## What you are asked to do
Omit every picture and return the rest of the data unaltered.
─── Material for this exercise
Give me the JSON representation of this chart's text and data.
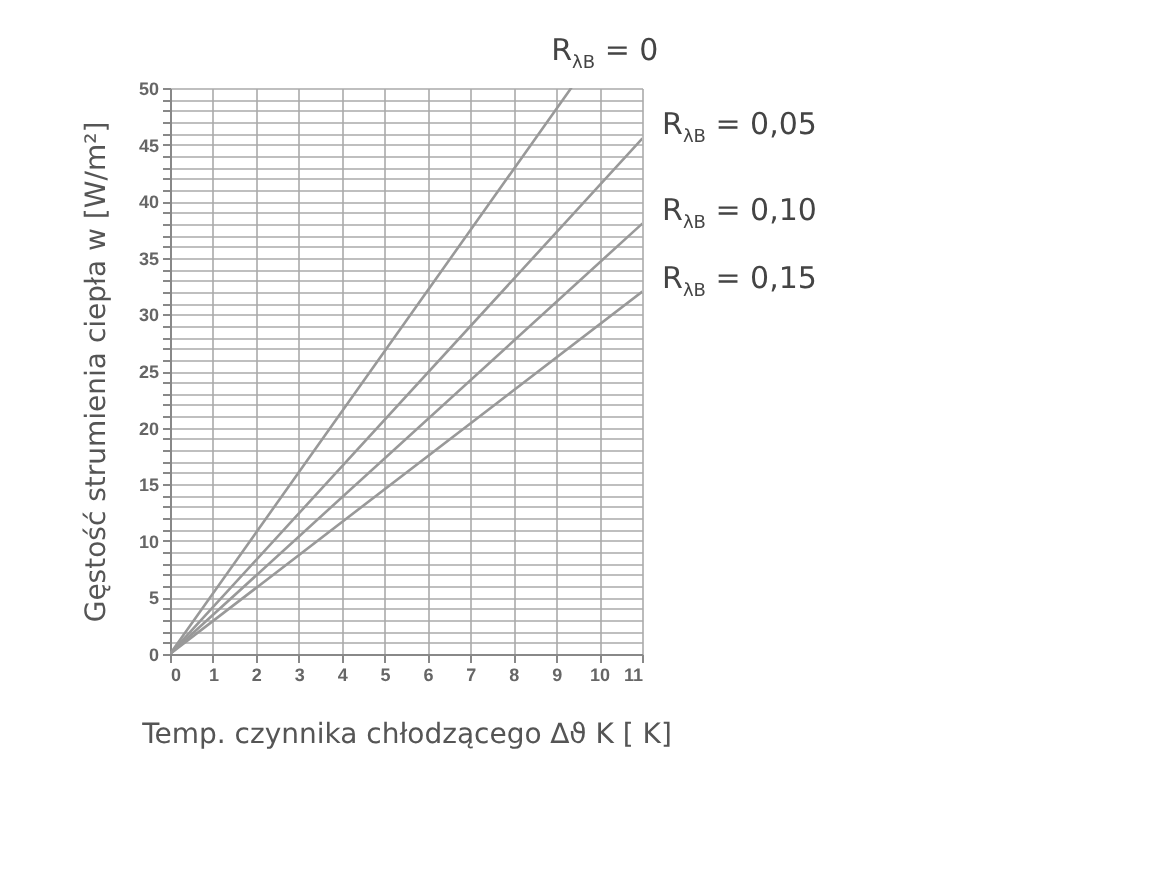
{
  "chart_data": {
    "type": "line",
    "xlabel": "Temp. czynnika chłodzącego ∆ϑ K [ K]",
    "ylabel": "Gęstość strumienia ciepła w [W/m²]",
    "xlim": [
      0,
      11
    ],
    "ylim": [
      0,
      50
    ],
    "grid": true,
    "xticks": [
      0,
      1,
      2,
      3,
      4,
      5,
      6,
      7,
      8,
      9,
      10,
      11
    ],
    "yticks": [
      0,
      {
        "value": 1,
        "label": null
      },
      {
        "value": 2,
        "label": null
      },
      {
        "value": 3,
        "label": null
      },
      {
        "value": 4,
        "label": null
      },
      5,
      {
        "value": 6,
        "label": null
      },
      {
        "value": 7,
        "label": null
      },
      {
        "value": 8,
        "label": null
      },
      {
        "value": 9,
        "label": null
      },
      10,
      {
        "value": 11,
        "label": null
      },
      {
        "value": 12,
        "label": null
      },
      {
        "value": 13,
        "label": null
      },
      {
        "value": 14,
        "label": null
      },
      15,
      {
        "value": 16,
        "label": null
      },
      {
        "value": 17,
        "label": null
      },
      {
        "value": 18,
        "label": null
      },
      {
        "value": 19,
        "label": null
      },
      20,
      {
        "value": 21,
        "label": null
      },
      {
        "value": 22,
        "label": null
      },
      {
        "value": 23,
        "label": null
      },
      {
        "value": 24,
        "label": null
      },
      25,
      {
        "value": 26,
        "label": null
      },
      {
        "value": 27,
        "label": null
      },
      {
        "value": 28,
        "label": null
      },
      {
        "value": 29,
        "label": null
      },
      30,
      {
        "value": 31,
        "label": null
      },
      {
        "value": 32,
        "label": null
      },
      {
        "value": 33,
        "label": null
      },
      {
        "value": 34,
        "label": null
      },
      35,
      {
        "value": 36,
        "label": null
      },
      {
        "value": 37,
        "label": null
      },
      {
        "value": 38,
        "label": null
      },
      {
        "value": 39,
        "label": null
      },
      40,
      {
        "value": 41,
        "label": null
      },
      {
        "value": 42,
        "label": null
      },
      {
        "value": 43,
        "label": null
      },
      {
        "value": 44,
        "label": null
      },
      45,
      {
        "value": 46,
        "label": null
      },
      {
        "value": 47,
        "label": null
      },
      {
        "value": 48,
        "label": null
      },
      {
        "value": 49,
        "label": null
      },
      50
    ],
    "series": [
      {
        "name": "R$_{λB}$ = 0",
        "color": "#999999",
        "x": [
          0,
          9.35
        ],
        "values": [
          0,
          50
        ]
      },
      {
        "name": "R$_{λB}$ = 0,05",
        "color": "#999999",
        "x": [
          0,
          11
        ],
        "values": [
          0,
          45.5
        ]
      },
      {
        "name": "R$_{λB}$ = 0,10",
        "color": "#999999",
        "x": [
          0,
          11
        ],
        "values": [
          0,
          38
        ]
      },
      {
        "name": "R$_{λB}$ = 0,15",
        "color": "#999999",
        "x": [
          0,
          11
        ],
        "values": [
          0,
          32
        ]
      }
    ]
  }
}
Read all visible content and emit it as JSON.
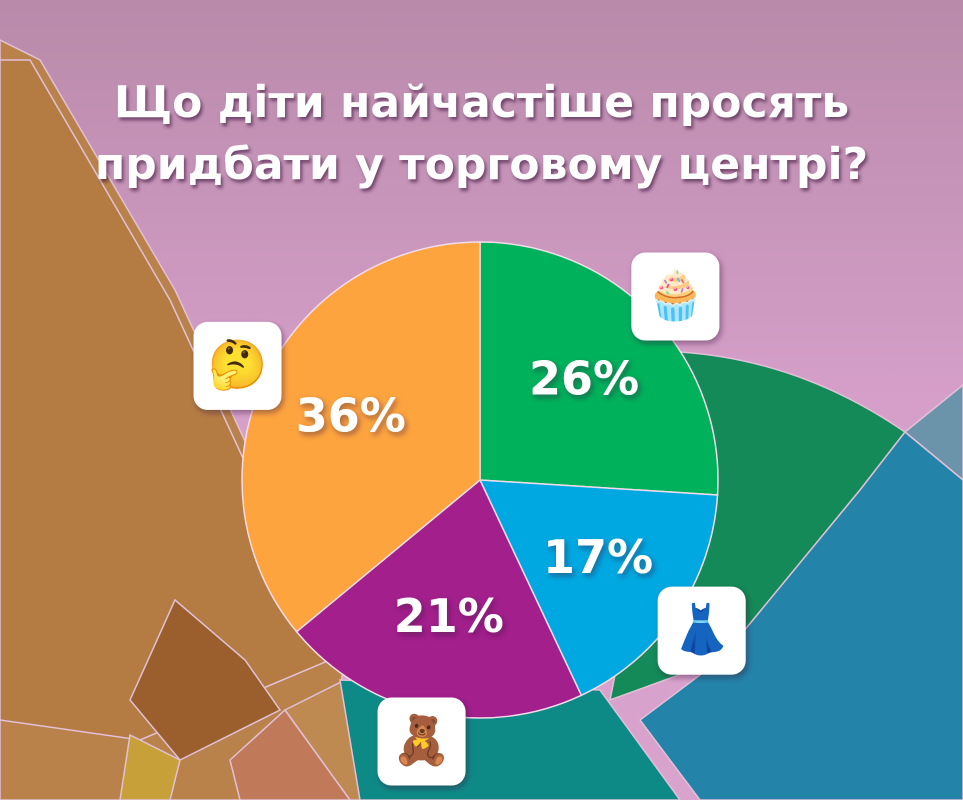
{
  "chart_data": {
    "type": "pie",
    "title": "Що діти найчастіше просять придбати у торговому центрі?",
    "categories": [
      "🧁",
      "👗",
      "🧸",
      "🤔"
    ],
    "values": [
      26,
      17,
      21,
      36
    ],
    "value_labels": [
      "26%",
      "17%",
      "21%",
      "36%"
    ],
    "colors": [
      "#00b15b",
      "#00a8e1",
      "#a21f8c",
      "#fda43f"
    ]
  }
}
──────
## Problem solution
Give me the JSON representation of this chart's text and data.
{
  "chart_data": {
    "type": "line",
    "xlabel": "Temp. czynnika chłodzącego ∆ϑ K [ K]",
    "ylabel": "Gęstość strumienia ciepła w [W/m²]",
    "xlim": [
      0,
      11
    ],
    "ylim": [
      0,
      50
    ],
    "grid": true,
    "xticks": [
      0,
      1,
      2,
      3,
      4,
      5,
      6,
      7,
      8,
      9,
      10,
      11
    ],
    "yticks": [
      0,
      {
        "value": 1,
        "label": null
      },
      {
        "value": 2,
        "label": null
      },
      {
        "value": 3,
        "label": null
      },
      {
        "value": 4,
        "label": null
      },
      5,
      {
        "value": 6,
        "label": null
      },
      {
        "value": 7,
        "label": null
      },
      {
        "value": 8,
        "label": null
      },
      {
        "value": 9,
        "label": null
      },
      10,
      {
        "value": 11,
        "label": null
      },
      {
        "value": 12,
        "label": null
      },
      {
        "value": 13,
        "label": null
      },
      {
        "value": 14,
        "label": null
      },
      15,
      {
        "value": 16,
        "label": null
      },
      {
        "value": 17,
        "label": null
      },
      {
        "value": 18,
        "label": null
      },
      {
        "value": 19,
        "label": null
      },
      20,
      {
        "value": 21,
        "label": null
      },
      {
        "value": 22,
        "label": null
      },
      {
        "value": 23,
        "label": null
      },
      {
        "value": 24,
        "label": null
      },
      25,
      {
        "value": 26,
        "label": null
      },
      {
        "value": 27,
        "label": null
      },
      {
        "value": 28,
        "label": null
      },
      {
        "value": 29,
        "label": null
      },
      30,
      {
        "value": 31,
        "label": null
      },
      {
        "value": 32,
        "label": null
      },
      {
        "value": 33,
        "label": null
      },
      {
        "value": 34,
        "label": null
      },
      35,
      {
        "value": 36,
        "label": null
      },
      {
        "value": 37,
        "label": null
      },
      {
        "value": 38,
        "label": null
      },
      {
        "value": 39,
        "label": null
      },
      40,
      {
        "value": 41,
        "label": null
      },
      {
        "value": 42,
        "label": null
      },
      {
        "value": 43,
        "label": null
      },
      {
        "value": 44,
        "label": null
      },
      45,
      {
        "value": 46,
        "label": null
      },
      {
        "value": 47,
        "label": null
      },
      {
        "value": 48,
        "label": null
      },
      {
        "value": 49,
        "label": null
      },
      50
    ],
    "series": [
      {
        "name": "R$_{λB}$ = 0",
        "color": "#999999",
        "x": [
          0,
          9.35
        ],
        "values": [
          0,
          50
        ]
      },
      {
        "name": "R$_{λB}$ = 0,05",
        "color": "#999999",
        "x": [
          0,
          11
        ],
        "values": [
          0,
          45.5
        ]
      },
      {
        "name": "R$_{λB}$ = 0,10",
        "color": "#999999",
        "x": [
          0,
          11
        ],
        "values": [
          0,
          38
        ]
      },
      {
        "name": "R$_{λB}$ = 0,15",
        "color": "#999999",
        "x": [
          0,
          11
        ],
        "values": [
          0,
          32
        ]
      }
    ]
  }
}
Read all visible content and emit it as JSON.
{
  "chart_data": {
    "type": "pie",
    "title": "Що діти найчастіше просять придбати у торговому центрі?",
    "categories": [
      "🧁",
      "👗",
      "🧸",
      "🤔"
    ],
    "values": [
      26,
      17,
      21,
      36
    ],
    "value_labels": [
      "26%",
      "17%",
      "21%",
      "36%"
    ],
    "colors": [
      "#00b15b",
      "#00a8e1",
      "#a21f8c",
      "#fda43f"
    ]
  }
}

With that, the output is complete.